Dataset records:
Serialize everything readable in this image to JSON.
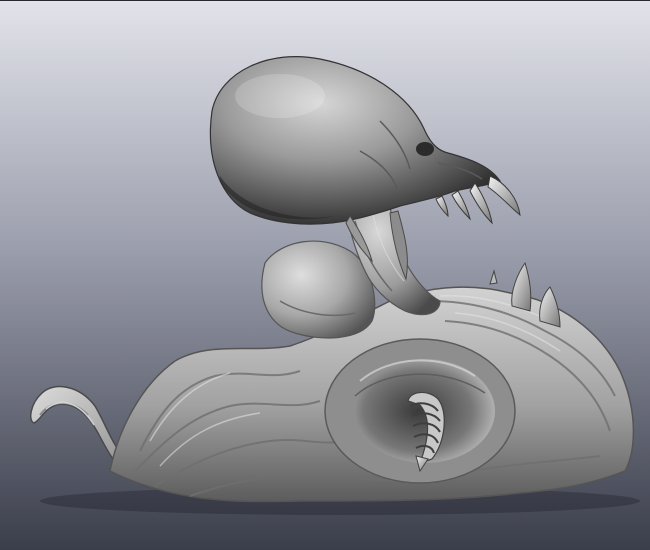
{
  "scene": {
    "background_top": "#e2e3ea",
    "background_mid": "#9b9eac",
    "background_bottom": "#3a3d4a",
    "material_highlight": "#f2f2f2",
    "material_base": "#a4a4a4",
    "material_shadow": "#3c3c3c",
    "subject": "clay-sculpt-creature"
  }
}
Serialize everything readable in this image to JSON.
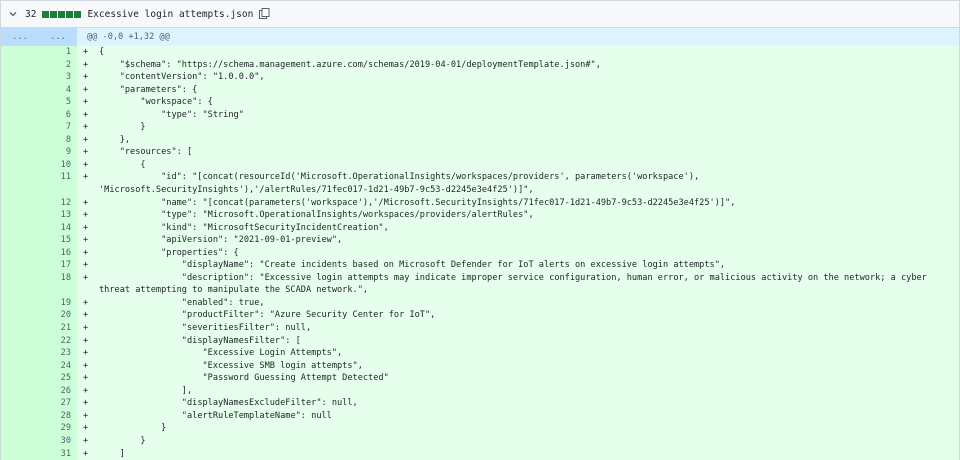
{
  "file": {
    "change_count": "32",
    "name": "Excessive login attempts.json"
  },
  "hunk": {
    "left_expand": "...",
    "right_expand": "...",
    "header": "@@ -0,0 +1,32 @@"
  },
  "lines": [
    {
      "n": "1",
      "text": "{"
    },
    {
      "n": "2",
      "text": "    \"$schema\": \"https://schema.management.azure.com/schemas/2019-04-01/deploymentTemplate.json#\","
    },
    {
      "n": "3",
      "text": "    \"contentVersion\": \"1.0.0.0\","
    },
    {
      "n": "4",
      "text": "    \"parameters\": {"
    },
    {
      "n": "5",
      "text": "        \"workspace\": {"
    },
    {
      "n": "6",
      "text": "            \"type\": \"String\""
    },
    {
      "n": "7",
      "text": "        }"
    },
    {
      "n": "8",
      "text": "    },"
    },
    {
      "n": "9",
      "text": "    \"resources\": ["
    },
    {
      "n": "10",
      "text": "        {"
    },
    {
      "n": "11",
      "text": "            \"id\": \"[concat(resourceId('Microsoft.OperationalInsights/workspaces/providers', parameters('workspace'), 'Microsoft.SecurityInsights'),'/alertRules/71fec017-1d21-49b7-9c53-d2245e3e4f25')]\","
    },
    {
      "n": "12",
      "text": "            \"name\": \"[concat(parameters('workspace'),'/Microsoft.SecurityInsights/71fec017-1d21-49b7-9c53-d2245e3e4f25')]\","
    },
    {
      "n": "13",
      "text": "            \"type\": \"Microsoft.OperationalInsights/workspaces/providers/alertRules\","
    },
    {
      "n": "14",
      "text": "            \"kind\": \"MicrosoftSecurityIncidentCreation\","
    },
    {
      "n": "15",
      "text": "            \"apiVersion\": \"2021-09-01-preview\","
    },
    {
      "n": "16",
      "text": "            \"properties\": {"
    },
    {
      "n": "17",
      "text": "                \"displayName\": \"Create incidents based on Microsoft Defender for IoT alerts on excessive login attempts\","
    },
    {
      "n": "18",
      "text": "                \"description\": \"Excessive login attempts may indicate improper service configuration, human error, or malicious activity on the network; a cyber threat attempting to manipulate the SCADA network.\","
    },
    {
      "n": "19",
      "text": "                \"enabled\": true,"
    },
    {
      "n": "20",
      "text": "                \"productFilter\": \"Azure Security Center for IoT\","
    },
    {
      "n": "21",
      "text": "                \"severitiesFilter\": null,"
    },
    {
      "n": "22",
      "text": "                \"displayNamesFilter\": ["
    },
    {
      "n": "23",
      "text": "                    \"Excessive Login Attempts\","
    },
    {
      "n": "24",
      "text": "                    \"Excessive SMB login attempts\","
    },
    {
      "n": "25",
      "text": "                    \"Password Guessing Attempt Detected\""
    },
    {
      "n": "26",
      "text": "                ],"
    },
    {
      "n": "27",
      "text": "                \"displayNamesExcludeFilter\": null,"
    },
    {
      "n": "28",
      "text": "                \"alertRuleTemplateName\": null"
    },
    {
      "n": "29",
      "text": "            }"
    },
    {
      "n": "30",
      "text": "        }"
    },
    {
      "n": "31",
      "text": "    ]"
    }
  ],
  "marker": "+",
  "colors": {
    "addition_bg": "#e6ffec",
    "addition_num_bg": "#ccffd8",
    "hunk_bg": "#ddf4ff",
    "diffstat_green": "#1a7f37"
  },
  "icons": {
    "collapse": "chevron-down-icon",
    "copy": "copy-icon"
  }
}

PROBLEM REQUIREMENTS
Leave out the pictures and copy the rest of the material above exactly.

EXERCISE RESULT
Serialize everything readable in this image to JSON.
{
  "scene": {
    "background_top": "#e2e3ea",
    "background_mid": "#9b9eac",
    "background_bottom": "#3a3d4a",
    "material_highlight": "#f2f2f2",
    "material_base": "#a4a4a4",
    "material_shadow": "#3c3c3c",
    "subject": "clay-sculpt-creature"
  }
}
Serialize everything readable in this image to JSON.
{
  "file": {
    "change_count": "32",
    "name": "Excessive login attempts.json"
  },
  "hunk": {
    "left_expand": "...",
    "right_expand": "...",
    "header": "@@ -0,0 +1,32 @@"
  },
  "lines": [
    {
      "n": "1",
      "text": "{"
    },
    {
      "n": "2",
      "text": "    \"$schema\": \"https://schema.management.azure.com/schemas/2019-04-01/deploymentTemplate.json#\","
    },
    {
      "n": "3",
      "text": "    \"contentVersion\": \"1.0.0.0\","
    },
    {
      "n": "4",
      "text": "    \"parameters\": {"
    },
    {
      "n": "5",
      "text": "        \"workspace\": {"
    },
    {
      "n": "6",
      "text": "            \"type\": \"String\""
    },
    {
      "n": "7",
      "text": "        }"
    },
    {
      "n": "8",
      "text": "    },"
    },
    {
      "n": "9",
      "text": "    \"resources\": ["
    },
    {
      "n": "10",
      "text": "        {"
    },
    {
      "n": "11",
      "text": "            \"id\": \"[concat(resourceId('Microsoft.OperationalInsights/workspaces/providers', parameters('workspace'), 'Microsoft.SecurityInsights'),'/alertRules/71fec017-1d21-49b7-9c53-d2245e3e4f25')]\","
    },
    {
      "n": "12",
      "text": "            \"name\": \"[concat(parameters('workspace'),'/Microsoft.SecurityInsights/71fec017-1d21-49b7-9c53-d2245e3e4f25')]\","
    },
    {
      "n": "13",
      "text": "            \"type\": \"Microsoft.OperationalInsights/workspaces/providers/alertRules\","
    },
    {
      "n": "14",
      "text": "            \"kind\": \"MicrosoftSecurityIncidentCreation\","
    },
    {
      "n": "15",
      "text": "            \"apiVersion\": \"2021-09-01-preview\","
    },
    {
      "n": "16",
      "text": "            \"properties\": {"
    },
    {
      "n": "17",
      "text": "                \"displayName\": \"Create incidents based on Microsoft Defender for IoT alerts on excessive login attempts\","
    },
    {
      "n": "18",
      "text": "                \"description\": \"Excessive login attempts may indicate improper service configuration, human error, or malicious activity on the network; a cyber threat attempting to manipulate the SCADA network.\","
    },
    {
      "n": "19",
      "text": "                \"enabled\": true,"
    },
    {
      "n": "20",
      "text": "                \"productFilter\": \"Azure Security Center for IoT\","
    },
    {
      "n": "21",
      "text": "                \"severitiesFilter\": null,"
    },
    {
      "n": "22",
      "text": "                \"displayNamesFilter\": ["
    },
    {
      "n": "23",
      "text": "                    \"Excessive Login Attempts\","
    },
    {
      "n": "24",
      "text": "                    \"Excessive SMB login attempts\","
    },
    {
      "n": "25",
      "text": "                    \"Password Guessing Attempt Detected\""
    },
    {
      "n": "26",
      "text": "                ],"
    },
    {
      "n": "27",
      "text": "                \"displayNamesExcludeFilter\": null,"
    },
    {
      "n": "28",
      "text": "                \"alertRuleTemplateName\": null"
    },
    {
      "n": "29",
      "text": "            }"
    },
    {
      "n": "30",
      "text": "        }"
    },
    {
      "n": "31",
      "text": "    ]"
    }
  ],
  "marker": "+",
  "colors": {
    "addition_bg": "#e6ffec",
    "addition_num_bg": "#ccffd8",
    "hunk_bg": "#ddf4ff",
    "diffstat_green": "#1a7f37"
  },
  "icons": {
    "collapse": "chevron-down-icon",
    "copy": "copy-icon"
  }
}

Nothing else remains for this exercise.